#### [Exercise]
Repeat exactly each line of the data provided below.

(begin)

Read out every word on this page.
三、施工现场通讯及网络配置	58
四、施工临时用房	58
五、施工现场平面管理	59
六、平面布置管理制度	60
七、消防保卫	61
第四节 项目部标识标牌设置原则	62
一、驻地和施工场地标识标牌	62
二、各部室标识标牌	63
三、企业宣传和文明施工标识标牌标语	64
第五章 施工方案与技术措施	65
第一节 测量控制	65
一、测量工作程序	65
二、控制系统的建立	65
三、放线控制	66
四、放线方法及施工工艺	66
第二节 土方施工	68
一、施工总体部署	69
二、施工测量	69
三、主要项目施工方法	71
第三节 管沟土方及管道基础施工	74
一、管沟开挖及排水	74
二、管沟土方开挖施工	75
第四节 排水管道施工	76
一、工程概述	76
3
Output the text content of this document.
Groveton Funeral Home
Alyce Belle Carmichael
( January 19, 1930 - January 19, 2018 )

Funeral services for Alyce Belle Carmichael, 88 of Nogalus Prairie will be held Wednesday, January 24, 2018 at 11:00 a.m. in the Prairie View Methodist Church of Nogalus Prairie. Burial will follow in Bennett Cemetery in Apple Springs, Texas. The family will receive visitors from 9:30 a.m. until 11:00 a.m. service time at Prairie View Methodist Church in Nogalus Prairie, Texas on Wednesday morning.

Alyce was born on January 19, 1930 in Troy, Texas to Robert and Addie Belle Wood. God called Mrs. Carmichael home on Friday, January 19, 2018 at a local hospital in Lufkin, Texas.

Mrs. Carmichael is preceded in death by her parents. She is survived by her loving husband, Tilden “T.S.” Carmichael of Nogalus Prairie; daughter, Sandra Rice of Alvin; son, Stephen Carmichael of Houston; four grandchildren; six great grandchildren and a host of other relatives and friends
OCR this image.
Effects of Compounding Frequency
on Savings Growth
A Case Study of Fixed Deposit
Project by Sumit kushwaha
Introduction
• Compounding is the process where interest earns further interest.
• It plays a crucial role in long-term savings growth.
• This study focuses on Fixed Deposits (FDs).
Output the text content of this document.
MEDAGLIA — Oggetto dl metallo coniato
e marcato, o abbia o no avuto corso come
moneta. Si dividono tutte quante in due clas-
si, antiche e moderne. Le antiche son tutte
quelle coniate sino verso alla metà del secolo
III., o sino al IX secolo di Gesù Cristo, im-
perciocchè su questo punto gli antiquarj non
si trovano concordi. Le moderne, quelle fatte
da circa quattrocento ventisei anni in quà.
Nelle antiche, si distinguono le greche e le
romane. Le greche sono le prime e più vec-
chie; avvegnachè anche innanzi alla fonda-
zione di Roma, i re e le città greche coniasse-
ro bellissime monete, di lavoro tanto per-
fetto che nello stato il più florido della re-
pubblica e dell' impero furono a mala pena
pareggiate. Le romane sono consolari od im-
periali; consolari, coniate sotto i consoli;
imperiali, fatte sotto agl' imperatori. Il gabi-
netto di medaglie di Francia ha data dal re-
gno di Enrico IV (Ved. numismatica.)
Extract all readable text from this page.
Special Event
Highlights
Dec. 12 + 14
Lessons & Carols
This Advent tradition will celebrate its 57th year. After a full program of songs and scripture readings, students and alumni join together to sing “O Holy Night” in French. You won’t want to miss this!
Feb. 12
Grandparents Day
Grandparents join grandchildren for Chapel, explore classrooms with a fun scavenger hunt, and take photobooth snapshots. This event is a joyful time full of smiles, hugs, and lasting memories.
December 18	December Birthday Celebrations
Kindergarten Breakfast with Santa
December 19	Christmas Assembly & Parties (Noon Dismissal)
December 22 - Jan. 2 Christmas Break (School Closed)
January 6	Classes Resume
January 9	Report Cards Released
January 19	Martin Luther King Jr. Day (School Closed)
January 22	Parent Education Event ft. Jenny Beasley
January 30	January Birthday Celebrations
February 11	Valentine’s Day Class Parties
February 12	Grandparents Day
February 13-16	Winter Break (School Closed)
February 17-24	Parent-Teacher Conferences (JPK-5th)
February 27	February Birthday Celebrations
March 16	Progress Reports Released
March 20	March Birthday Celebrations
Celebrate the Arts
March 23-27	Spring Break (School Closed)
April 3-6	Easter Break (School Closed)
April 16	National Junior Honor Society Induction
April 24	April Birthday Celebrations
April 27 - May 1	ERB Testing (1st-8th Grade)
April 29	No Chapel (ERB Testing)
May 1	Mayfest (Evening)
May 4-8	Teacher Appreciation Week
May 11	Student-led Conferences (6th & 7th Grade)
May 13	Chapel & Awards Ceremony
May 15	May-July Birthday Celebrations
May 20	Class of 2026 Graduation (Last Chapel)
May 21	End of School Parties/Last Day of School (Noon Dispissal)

(end)

#### [Task result]
Read out every word on this page.
三、施工现场通讯及网络配置	58
四、施工临时用房	58
五、施工现场平面管理	59
六、平面布置管理制度	60
七、消防保卫	61
第四节 项目部标识标牌设置原则	62
一、驻地和施工场地标识标牌	62
二、各部室标识标牌	63
三、企业宣传和文明施工标识标牌标语	64
第五章 施工方案与技术措施	65
第一节 测量控制	65
一、测量工作程序	65
二、控制系统的建立	65
三、放线控制	66
四、放线方法及施工工艺	66
第二节 土方施工	68
一、施工总体部署	69
二、施工测量	69
三、主要项目施工方法	71
第三节 管沟土方及管道基础施工	74
一、管沟开挖及排水	74
二、管沟土方开挖施工	75
第四节 排水管道施工	76
一、工程概述	76
3
Output the text content of this document.
Groveton Funeral Home
Alyce Belle Carmichael
( January 19, 1930 - January 19, 2018 )

Funeral services for Alyce Belle Carmichael, 88 of Nogalus Prairie will be held Wednesday, January 24, 2018 at 11:00 a.m. in the Prairie View Methodist Church of Nogalus Prairie. Burial will follow in Bennett Cemetery in Apple Springs, Texas. The family will receive visitors from 9:30 a.m. until 11:00 a.m. service time at Prairie View Methodist Church in Nogalus Prairie, Texas on Wednesday morning.

Alyce was born on January 19, 1930 in Troy, Texas to Robert and Addie Belle Wood. God called Mrs. Carmichael home on Friday, January 19, 2018 at a local hospital in Lufkin, Texas.

Mrs. Carmichael is preceded in death by her parents. She is survived by her loving husband, Tilden “T.S.” Carmichael of Nogalus Prairie; daughter, Sandra Rice of Alvin; son, Stephen Carmichael of Houston; four grandchildren; six great grandchildren and a host of other relatives and friends
OCR this image.
Effects of Compounding Frequency
on Savings Growth
A Case Study of Fixed Deposit
Project by Sumit kushwaha
Introduction
• Compounding is the process where interest earns further interest.
• It plays a crucial role in long-term savings growth.
• This study focuses on Fixed Deposits (FDs).
Output the text content of this document.
MEDAGLIA — Oggetto dl metallo coniato
e marcato, o abbia o no avuto corso come
moneta. Si dividono tutte quante in due clas-
si, antiche e moderne. Le antiche son tutte
quelle coniate sino verso alla metà del secolo
III., o sino al IX secolo di Gesù Cristo, im-
perciocchè su questo punto gli antiquarj non
si trovano concordi. Le moderne, quelle fatte
da circa quattrocento ventisei anni in quà.
Nelle antiche, si distinguono le greche e le
romane. Le greche sono le prime e più vec-
chie; avvegnachè anche innanzi alla fonda-
zione di Roma, i re e le città greche coniasse-
ro bellissime monete, di lavoro tanto per-
fetto che nello stato il più florido della re-
pubblica e dell' impero furono a mala pena
pareggiate. Le romane sono consolari od im-
periali; consolari, coniate sotto i consoli;
imperiali, fatte sotto agl' imperatori. Il gabi-
netto di medaglie di Francia ha data dal re-
gno di Enrico IV (Ved. numismatica.)
Extract all readable text from this page.
Special Event
Highlights
Dec. 12 + 14
Lessons & Carols
This Advent tradition will celebrate its 57th year. After a full program of songs and scripture readings, students and alumni join together to sing “O Holy Night” in French. You won’t want to miss this!
Feb. 12
Grandparents Day
Grandparents join grandchildren for Chapel, explore classrooms with a fun scavenger hunt, and take photobooth snapshots. This event is a joyful time full of smiles, hugs, and lasting memories.
December 18	December Birthday Celebrations
Kindergarten Breakfast with Santa
December 19	Christmas Assembly & Parties (Noon Dismissal)
December 22 - Jan. 2 Christmas Break (School Closed)
January 6	Classes Resume
January 9	Report Cards Released
January 19	Martin Luther King Jr. Day (School Closed)
January 22	Parent Education Event ft. Jenny Beasley
January 30	January Birthday Celebrations
February 11	Valentine’s Day Class Parties
February 12	Grandparents Day
February 13-16	Winter Break (School Closed)
February 17-24	Parent-Teacher Conferences (JPK-5th)
February 27	February Birthday Celebrations
March 16	Progress Reports Released
March 20	March Birthday Celebrations
Celebrate the Arts
March 23-27	Spring Break (School Closed)
April 3-6	Easter Break (School Closed)
April 16	National Junior Honor Society Induction
April 24	April Birthday Celebrations
April 27 - May 1	ERB Testing (1st-8th Grade)
April 29	No Chapel (ERB Testing)
May 1	Mayfest (Evening)
May 4-8	Teacher Appreciation Week
May 11	Student-led Conferences (6th & 7th Grade)
May 13	Chapel & Awards Ceremony
May 15	May-July Birthday Celebrations
May 20	Class of 2026 Graduation (Last Chapel)
May 21	End of School Parties/Last Day of School (Noon Dispissal)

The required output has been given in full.